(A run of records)
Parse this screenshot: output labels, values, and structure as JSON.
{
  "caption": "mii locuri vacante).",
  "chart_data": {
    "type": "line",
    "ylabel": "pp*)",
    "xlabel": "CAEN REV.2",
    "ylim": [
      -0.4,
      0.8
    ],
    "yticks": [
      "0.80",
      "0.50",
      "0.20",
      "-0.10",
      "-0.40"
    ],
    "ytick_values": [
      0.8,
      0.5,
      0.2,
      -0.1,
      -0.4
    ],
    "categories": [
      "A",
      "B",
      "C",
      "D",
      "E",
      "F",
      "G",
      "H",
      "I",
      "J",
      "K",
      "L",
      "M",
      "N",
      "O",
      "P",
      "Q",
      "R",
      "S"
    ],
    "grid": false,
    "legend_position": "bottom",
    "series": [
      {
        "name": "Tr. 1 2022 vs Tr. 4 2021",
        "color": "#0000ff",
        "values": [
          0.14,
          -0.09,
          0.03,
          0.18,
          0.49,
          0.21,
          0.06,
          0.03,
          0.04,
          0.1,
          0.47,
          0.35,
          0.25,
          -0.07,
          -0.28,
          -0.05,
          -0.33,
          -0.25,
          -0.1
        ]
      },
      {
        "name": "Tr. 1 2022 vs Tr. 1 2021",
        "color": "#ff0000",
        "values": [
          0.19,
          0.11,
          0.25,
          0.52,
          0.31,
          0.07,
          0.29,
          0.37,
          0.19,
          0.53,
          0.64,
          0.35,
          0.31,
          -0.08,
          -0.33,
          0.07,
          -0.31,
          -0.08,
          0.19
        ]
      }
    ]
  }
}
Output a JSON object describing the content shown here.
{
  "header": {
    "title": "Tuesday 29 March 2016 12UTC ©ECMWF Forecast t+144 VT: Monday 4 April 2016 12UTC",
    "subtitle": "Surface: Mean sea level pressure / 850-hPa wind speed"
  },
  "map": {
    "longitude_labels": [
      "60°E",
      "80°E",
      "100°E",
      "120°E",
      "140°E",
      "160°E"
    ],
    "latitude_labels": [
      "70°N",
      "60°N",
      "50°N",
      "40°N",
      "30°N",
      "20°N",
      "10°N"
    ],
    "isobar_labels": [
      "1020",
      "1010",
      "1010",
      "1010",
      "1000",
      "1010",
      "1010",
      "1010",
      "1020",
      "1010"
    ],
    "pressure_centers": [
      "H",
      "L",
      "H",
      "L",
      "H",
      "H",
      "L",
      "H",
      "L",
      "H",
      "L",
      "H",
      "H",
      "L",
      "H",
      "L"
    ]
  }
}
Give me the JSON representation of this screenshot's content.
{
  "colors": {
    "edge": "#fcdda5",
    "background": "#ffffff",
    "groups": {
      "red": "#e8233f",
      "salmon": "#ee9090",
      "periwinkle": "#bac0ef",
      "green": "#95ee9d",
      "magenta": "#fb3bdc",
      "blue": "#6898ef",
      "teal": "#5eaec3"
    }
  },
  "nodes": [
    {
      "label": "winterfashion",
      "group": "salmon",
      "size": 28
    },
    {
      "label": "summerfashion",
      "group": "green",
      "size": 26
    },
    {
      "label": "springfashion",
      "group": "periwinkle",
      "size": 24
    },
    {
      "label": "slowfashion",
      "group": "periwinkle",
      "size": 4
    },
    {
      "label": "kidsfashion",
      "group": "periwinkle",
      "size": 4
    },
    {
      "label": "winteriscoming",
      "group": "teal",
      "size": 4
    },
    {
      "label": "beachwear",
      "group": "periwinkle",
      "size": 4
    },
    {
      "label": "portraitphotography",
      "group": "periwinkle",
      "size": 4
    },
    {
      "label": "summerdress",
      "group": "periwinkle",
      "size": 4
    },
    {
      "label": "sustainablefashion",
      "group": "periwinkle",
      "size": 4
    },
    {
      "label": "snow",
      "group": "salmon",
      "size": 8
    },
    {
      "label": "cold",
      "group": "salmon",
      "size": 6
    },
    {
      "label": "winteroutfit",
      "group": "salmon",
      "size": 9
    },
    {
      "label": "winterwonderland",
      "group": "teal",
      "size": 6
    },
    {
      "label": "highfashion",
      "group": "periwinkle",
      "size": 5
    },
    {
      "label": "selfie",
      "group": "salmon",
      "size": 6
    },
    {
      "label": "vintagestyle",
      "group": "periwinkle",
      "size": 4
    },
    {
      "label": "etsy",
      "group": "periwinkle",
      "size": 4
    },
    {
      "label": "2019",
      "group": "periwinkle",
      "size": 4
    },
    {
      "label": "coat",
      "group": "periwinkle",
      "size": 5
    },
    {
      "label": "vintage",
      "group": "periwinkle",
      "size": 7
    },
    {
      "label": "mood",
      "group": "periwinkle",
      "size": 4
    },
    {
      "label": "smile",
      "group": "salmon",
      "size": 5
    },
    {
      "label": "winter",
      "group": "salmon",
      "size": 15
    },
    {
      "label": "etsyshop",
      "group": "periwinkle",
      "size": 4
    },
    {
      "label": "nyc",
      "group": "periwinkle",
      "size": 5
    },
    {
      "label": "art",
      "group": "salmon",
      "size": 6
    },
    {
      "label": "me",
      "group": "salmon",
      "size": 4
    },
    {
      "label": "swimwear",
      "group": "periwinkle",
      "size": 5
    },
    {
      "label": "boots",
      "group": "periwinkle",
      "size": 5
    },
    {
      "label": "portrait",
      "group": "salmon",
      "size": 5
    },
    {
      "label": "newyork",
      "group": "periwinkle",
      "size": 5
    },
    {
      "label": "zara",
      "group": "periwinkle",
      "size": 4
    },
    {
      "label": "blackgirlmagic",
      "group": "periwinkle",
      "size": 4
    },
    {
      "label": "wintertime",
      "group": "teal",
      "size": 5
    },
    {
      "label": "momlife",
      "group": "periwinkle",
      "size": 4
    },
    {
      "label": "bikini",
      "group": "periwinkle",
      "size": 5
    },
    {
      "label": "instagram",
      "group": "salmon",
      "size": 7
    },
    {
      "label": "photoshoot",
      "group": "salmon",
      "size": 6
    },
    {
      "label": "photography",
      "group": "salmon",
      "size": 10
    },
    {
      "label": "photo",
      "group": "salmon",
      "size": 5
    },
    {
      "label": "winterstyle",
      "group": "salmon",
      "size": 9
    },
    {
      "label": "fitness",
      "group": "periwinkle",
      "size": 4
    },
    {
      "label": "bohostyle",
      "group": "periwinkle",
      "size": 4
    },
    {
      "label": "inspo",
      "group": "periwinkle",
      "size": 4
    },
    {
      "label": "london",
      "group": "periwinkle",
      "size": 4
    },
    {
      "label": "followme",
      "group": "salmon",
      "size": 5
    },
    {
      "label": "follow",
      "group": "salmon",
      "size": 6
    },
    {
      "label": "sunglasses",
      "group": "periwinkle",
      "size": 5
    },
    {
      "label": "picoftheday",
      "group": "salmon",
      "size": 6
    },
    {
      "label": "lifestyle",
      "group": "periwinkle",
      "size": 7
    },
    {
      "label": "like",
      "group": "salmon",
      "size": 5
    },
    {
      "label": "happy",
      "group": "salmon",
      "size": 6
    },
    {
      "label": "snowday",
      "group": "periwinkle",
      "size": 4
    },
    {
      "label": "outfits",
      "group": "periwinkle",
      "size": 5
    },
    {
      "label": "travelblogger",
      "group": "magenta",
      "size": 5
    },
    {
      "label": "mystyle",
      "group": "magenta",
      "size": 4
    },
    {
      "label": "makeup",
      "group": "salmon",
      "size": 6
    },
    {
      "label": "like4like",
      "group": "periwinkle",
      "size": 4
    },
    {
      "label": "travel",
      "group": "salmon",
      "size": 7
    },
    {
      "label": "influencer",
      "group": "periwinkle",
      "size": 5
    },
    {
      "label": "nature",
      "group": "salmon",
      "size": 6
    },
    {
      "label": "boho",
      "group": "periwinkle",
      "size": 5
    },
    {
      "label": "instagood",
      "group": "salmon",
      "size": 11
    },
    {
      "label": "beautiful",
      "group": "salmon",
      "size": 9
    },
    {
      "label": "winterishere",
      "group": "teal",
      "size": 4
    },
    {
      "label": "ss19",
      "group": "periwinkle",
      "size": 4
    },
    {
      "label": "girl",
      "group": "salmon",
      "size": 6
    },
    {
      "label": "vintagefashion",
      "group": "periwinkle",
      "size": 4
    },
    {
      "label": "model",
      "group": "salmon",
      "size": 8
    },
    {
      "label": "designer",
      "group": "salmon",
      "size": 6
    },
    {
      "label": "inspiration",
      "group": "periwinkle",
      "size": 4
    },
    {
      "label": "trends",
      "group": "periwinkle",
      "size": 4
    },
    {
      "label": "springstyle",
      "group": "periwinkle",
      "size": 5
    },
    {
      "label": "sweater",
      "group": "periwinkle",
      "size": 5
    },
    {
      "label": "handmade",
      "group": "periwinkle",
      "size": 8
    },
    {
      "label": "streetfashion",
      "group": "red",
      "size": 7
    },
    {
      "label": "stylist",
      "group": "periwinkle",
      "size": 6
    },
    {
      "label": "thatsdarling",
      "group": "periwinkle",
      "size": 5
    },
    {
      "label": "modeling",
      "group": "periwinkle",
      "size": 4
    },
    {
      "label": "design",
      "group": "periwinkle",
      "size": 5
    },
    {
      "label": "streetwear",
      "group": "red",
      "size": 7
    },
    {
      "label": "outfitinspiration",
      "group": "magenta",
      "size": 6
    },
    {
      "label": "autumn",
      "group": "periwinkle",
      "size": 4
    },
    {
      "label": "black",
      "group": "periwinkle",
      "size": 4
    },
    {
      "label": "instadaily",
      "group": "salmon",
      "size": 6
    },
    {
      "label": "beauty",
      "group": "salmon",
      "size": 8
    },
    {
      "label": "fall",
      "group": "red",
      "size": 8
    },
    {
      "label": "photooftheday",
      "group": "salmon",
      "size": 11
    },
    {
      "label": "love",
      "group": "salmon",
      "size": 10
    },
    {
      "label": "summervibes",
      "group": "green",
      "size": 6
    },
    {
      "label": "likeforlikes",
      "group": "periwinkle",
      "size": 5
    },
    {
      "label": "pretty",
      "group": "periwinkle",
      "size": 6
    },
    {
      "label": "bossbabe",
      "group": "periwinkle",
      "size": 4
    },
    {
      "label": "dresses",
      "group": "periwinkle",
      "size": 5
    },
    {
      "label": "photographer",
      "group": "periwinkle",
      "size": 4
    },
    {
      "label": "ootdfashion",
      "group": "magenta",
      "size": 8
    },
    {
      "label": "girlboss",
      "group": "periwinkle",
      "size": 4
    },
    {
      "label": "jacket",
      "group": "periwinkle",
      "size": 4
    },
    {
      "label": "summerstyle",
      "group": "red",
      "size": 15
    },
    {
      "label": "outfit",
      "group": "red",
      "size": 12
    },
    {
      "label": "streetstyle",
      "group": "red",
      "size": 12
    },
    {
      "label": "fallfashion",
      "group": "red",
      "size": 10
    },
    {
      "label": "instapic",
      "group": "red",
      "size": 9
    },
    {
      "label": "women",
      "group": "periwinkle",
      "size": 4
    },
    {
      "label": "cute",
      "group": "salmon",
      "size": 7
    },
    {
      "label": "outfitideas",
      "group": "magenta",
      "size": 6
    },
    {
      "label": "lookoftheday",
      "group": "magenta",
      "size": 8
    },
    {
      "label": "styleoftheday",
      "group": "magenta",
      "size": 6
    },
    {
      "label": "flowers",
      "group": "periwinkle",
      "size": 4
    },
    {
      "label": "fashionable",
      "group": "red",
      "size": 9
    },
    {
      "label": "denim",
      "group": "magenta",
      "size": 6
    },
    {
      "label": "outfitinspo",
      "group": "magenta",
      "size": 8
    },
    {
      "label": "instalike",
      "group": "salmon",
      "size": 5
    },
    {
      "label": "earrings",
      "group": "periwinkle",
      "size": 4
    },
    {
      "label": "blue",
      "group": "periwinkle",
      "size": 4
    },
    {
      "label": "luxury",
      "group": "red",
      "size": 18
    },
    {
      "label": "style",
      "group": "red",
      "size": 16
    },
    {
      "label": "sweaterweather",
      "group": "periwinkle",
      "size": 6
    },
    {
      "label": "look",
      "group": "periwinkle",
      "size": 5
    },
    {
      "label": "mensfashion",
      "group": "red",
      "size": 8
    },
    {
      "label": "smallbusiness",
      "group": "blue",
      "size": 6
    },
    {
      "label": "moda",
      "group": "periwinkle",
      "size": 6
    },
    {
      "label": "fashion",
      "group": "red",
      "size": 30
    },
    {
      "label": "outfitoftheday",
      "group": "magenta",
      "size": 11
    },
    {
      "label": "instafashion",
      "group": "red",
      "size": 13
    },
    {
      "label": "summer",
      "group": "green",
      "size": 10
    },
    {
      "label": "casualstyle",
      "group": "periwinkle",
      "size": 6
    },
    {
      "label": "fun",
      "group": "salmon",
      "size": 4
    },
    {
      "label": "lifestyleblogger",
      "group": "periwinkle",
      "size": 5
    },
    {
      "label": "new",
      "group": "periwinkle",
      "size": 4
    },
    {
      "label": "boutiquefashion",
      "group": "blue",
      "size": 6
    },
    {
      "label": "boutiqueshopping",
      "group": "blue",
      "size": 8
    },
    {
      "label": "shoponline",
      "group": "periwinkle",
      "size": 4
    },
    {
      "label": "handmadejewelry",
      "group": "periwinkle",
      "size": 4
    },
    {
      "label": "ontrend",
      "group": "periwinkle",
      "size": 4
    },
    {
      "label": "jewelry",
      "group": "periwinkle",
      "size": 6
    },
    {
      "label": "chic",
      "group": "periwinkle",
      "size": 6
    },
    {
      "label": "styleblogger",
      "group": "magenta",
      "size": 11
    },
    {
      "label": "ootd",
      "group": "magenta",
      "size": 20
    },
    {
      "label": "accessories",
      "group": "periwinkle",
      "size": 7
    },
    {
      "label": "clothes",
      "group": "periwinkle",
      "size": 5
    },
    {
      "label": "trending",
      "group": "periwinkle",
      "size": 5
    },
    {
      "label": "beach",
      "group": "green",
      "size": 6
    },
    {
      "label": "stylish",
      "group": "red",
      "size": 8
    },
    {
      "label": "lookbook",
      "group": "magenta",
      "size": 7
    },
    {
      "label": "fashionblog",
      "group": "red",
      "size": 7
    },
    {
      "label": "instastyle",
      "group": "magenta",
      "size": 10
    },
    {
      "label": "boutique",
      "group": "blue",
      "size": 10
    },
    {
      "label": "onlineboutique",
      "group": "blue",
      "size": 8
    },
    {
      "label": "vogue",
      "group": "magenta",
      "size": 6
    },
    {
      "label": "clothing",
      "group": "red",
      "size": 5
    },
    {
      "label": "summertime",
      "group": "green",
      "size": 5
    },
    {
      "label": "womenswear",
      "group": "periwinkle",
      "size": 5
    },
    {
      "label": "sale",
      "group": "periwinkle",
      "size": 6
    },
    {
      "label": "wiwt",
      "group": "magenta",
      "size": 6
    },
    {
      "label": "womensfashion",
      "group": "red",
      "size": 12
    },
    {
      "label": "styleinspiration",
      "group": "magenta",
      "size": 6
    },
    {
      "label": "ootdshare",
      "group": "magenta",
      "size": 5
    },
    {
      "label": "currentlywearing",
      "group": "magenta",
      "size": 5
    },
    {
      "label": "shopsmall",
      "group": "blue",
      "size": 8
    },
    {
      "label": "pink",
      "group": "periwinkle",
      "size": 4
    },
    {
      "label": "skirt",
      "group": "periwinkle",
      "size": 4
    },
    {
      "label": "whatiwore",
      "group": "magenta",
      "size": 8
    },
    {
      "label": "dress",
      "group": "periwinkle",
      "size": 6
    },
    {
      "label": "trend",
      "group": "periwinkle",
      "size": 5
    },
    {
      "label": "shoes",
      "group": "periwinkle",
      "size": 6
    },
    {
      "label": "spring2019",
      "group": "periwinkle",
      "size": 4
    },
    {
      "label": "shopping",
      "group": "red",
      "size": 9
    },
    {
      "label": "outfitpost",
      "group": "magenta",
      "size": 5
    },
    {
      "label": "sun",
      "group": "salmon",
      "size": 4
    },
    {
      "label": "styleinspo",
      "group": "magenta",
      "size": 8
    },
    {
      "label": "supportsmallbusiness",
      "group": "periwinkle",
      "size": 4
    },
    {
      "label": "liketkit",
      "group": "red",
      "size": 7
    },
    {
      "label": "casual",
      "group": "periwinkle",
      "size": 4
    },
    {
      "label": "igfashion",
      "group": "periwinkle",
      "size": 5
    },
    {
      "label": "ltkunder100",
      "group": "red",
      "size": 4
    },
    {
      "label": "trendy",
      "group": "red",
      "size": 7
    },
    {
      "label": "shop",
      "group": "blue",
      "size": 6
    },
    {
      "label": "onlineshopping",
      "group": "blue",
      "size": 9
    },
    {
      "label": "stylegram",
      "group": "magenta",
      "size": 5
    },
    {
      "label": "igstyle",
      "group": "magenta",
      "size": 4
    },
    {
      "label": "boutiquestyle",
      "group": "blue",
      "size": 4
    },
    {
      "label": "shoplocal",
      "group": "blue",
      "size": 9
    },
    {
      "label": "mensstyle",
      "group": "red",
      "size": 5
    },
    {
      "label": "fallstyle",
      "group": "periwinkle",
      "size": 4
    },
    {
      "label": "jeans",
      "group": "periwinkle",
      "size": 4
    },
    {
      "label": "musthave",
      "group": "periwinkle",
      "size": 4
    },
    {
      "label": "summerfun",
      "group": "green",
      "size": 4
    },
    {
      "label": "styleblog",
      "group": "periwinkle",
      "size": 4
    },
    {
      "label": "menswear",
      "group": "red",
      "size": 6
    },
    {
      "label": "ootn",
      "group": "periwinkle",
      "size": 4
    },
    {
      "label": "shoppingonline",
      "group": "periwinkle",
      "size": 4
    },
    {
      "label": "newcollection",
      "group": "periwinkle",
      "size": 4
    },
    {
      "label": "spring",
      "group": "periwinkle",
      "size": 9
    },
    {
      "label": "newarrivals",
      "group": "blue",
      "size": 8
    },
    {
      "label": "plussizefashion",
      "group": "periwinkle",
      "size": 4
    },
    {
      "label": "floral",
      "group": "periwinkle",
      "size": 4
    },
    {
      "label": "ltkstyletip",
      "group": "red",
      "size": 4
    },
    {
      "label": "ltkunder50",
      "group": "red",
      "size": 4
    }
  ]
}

What you need to do: Locate the lines above that hold the word "screenshot". Show every one of them.

Solution:
Parse this screenshot: output labels, values, and structure as JSON.
Give me the JSON representation of this screenshot's content.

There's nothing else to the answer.